*Short task*: Write every record out again exactly, and keep images out of it.
— start Records shown —
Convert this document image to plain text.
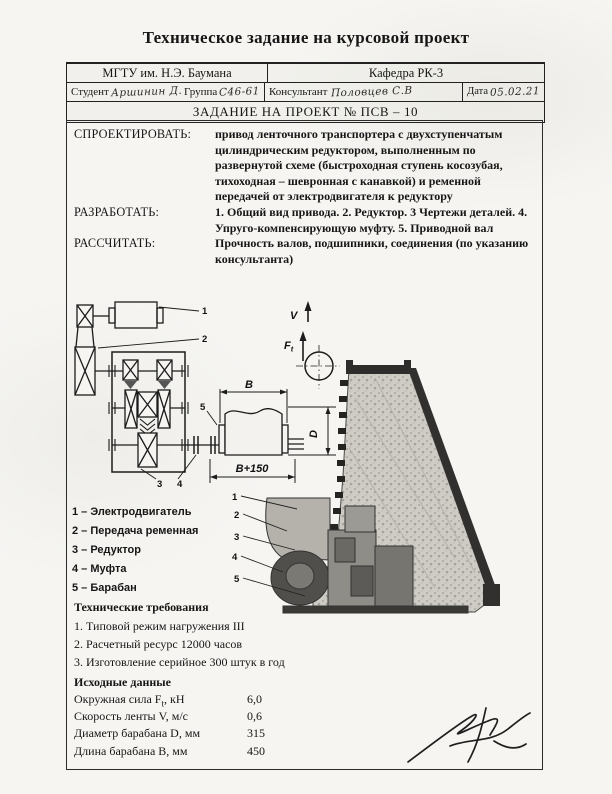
Техническое задание на курсовой проект
МГТУ им. Н.Э. Баумана	Кафедра РК-3
Студент Аршинин Д. Группа С46-61 Консультант Половцев С.В	Дата 05.02.21
ЗАДАНИЕ НА ПРОЕКТ № ПСВ – 10
СПРОЕКТИРОВАТЬ:	привод ленточного транспортера с двухступенчатым цилиндрическим редуктором, выполненным по развернутой схеме (быстроходная ступень косозубая, тихоходная – шевронная с канавкой) и ременной передачей от электродвигателя к редуктору
РАЗРАБОТАТЬ:	1. Общий вид привода. 2. Редуктор. 3 Чертежи деталей. 4. Упруго-компенсирующую муфту. 5. Приводной вал
РАССЧИТАТЬ:	Прочность валов, подшипники, соединения (по указанию консультанта)
B
B+150
D
V
$F_t$
1
2
3 4
5
1
2
3
4
5
1 – Электродвигатель
2 – Передача ременная
3 – Редуктор
4 – Муфта
5 – Барабан
Технические требования
1. Типовой режим нагружения III
2. Расчетный ресурс 12000 часов
3. Изготовление серийное 300 штук в год
Исходные данные
Окружная сила $F_t$, кН	6,0
Скорость ленты V, м/с	0,6
Диаметр барабана D, мм	315
Длина барабана B, мм	450
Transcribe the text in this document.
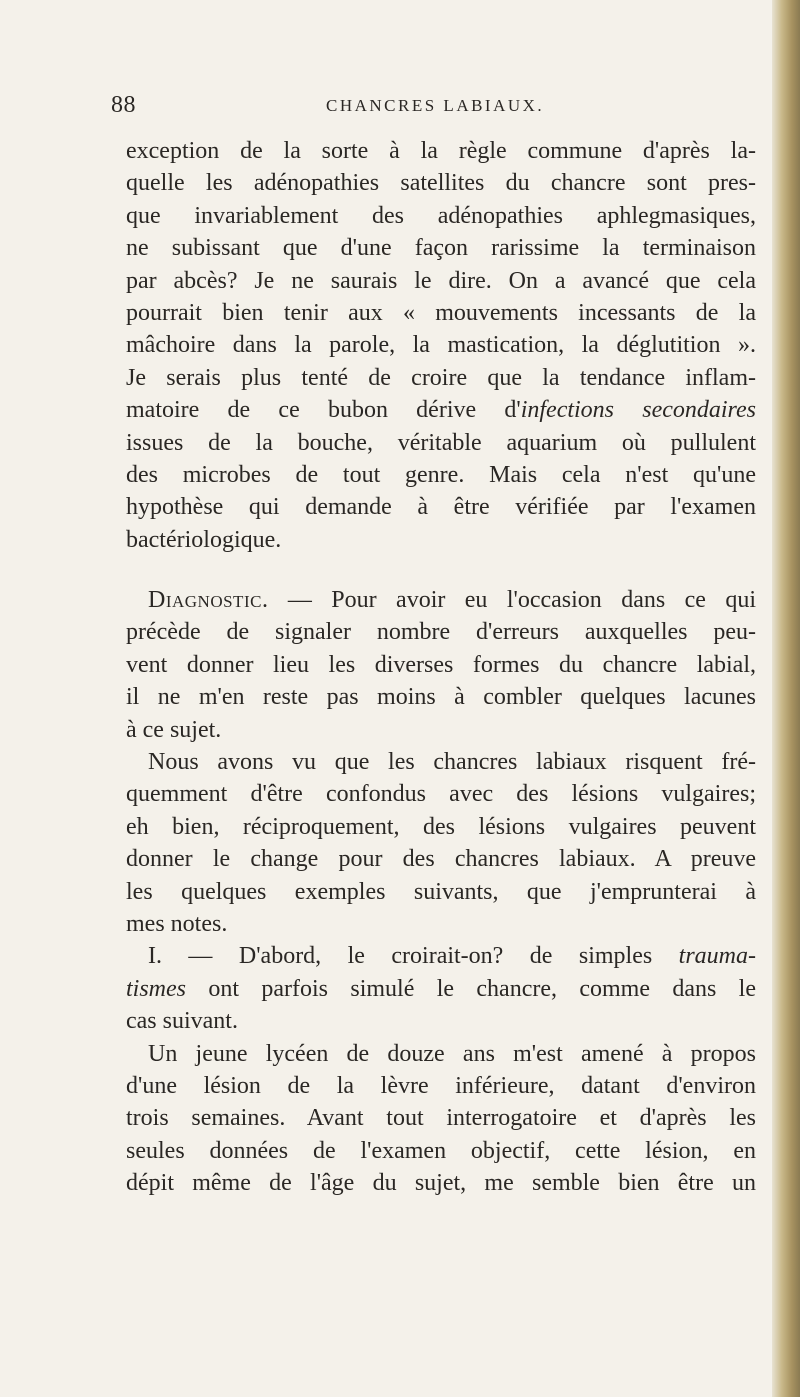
88	CHANCRES LABIAUX.
exception de la sorte à la règle commune d'après la-
quelle les adénopathies satellites du chancre sont pres-
que invariablement des adénopathies aphlegmasiques,
ne subissant que d'une façon rarissime la terminaison
par abcès? Je ne saurais le dire. On a avancé que cela
pourrait bien tenir aux « mouvements incessants de la
mâchoire dans la parole, la mastication, la déglutition ».
Je serais plus tenté de croire que la tendance inflam-
matoire de ce bubon dérive d'infections secondaires
issues de la bouche, véritable aquarium où pullulent
des microbes de tout genre. Mais cela n'est qu'une
hypothèse qui demande à être vérifiée par l'examen
bactériologique.
Diagnostic. — Pour avoir eu l'occasion dans ce qui
précède de signaler nombre d'erreurs auxquelles peu-
vent donner lieu les diverses formes du chancre labial,
il ne m'en reste pas moins à combler quelques lacunes
à ce sujet.
Nous avons vu que les chancres labiaux risquent fré-
quemment d'être confondus avec des lésions vulgaires;
eh bien, réciproquement, des lésions vulgaires peuvent
donner le change pour des chancres labiaux. A preuve
les quelques exemples suivants, que j'emprunterai à
mes notes.
I. — D'abord, le croirait-on? de simples trauma-
tismes ont parfois simulé le chancre, comme dans le
cas suivant.
Un jeune lycéen de douze ans m'est amené à propos
d'une lésion de la lèvre inférieure, datant d'environ
trois semaines. Avant tout interrogatoire et d'après les
seules données de l'examen objectif, cette lésion, en
dépit même de l'âge du sujet, me semble bien être un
— end Records shown —
*Problem solution*:
Convert this document image to plain text.
Техническое задание на курсовой проект
МГТУ им. Н.Э. Баумана	Кафедра РК-3
Студент Аршинин Д. Группа С46-61 Консультант Половцев С.В	Дата 05.02.21
ЗАДАНИЕ НА ПРОЕКТ № ПСВ – 10
СПРОЕКТИРОВАТЬ:	привод ленточного транспортера с двухступенчатым цилиндрическим редуктором, выполненным по развернутой схеме (быстроходная ступень косозубая, тихоходная – шевронная с канавкой) и ременной передачей от электродвигателя к редуктору
РАЗРАБОТАТЬ:	1. Общий вид привода. 2. Редуктор. 3 Чертежи деталей. 4. Упруго-компенсирующую муфту. 5. Приводной вал
РАССЧИТАТЬ:	Прочность валов, подшипники, соединения (по указанию консультанта)
B
B+150
D
V
$F_t$
1
2
3 4
5
1
2
3
4
5
1 – Электродвигатель
2 – Передача ременная
3 – Редуктор
4 – Муфта
5 – Барабан
Технические требования
1. Типовой режим нагружения III
2. Расчетный ресурс 12000 часов
3. Изготовление серийное 300 штук в год
Исходные данные
Окружная сила $F_t$, кН	6,0
Скорость ленты V, м/с	0,6
Диаметр барабана D, мм	315
Длина барабана B, мм	450
Transcribe the text in this document.
88	CHANCRES LABIAUX.
exception de la sorte à la règle commune d'après la-
quelle les adénopathies satellites du chancre sont pres-
que invariablement des adénopathies aphlegmasiques,
ne subissant que d'une façon rarissime la terminaison
par abcès? Je ne saurais le dire. On a avancé que cela
pourrait bien tenir aux « mouvements incessants de la
mâchoire dans la parole, la mastication, la déglutition ».
Je serais plus tenté de croire que la tendance inflam-
matoire de ce bubon dérive d'infections secondaires
issues de la bouche, véritable aquarium où pullulent
des microbes de tout genre. Mais cela n'est qu'une
hypothèse qui demande à être vérifiée par l'examen
bactériologique.
Diagnostic. — Pour avoir eu l'occasion dans ce qui
précède de signaler nombre d'erreurs auxquelles peu-
vent donner lieu les diverses formes du chancre labial,
il ne m'en reste pas moins à combler quelques lacunes
à ce sujet.
Nous avons vu que les chancres labiaux risquent fré-
quemment d'être confondus avec des lésions vulgaires;
eh bien, réciproquement, des lésions vulgaires peuvent
donner le change pour des chancres labiaux. A preuve
les quelques exemples suivants, que j'emprunterai à
mes notes.
I. — D'abord, le croirait-on? de simples trauma-
tismes ont parfois simulé le chancre, comme dans le
cas suivant.
Un jeune lycéen de douze ans m'est amené à propos
d'une lésion de la lèvre inférieure, datant d'environ
trois semaines. Avant tout interrogatoire et d'après les
seules données de l'examen objectif, cette lésion, en
dépit même de l'âge du sujet, me semble bien être un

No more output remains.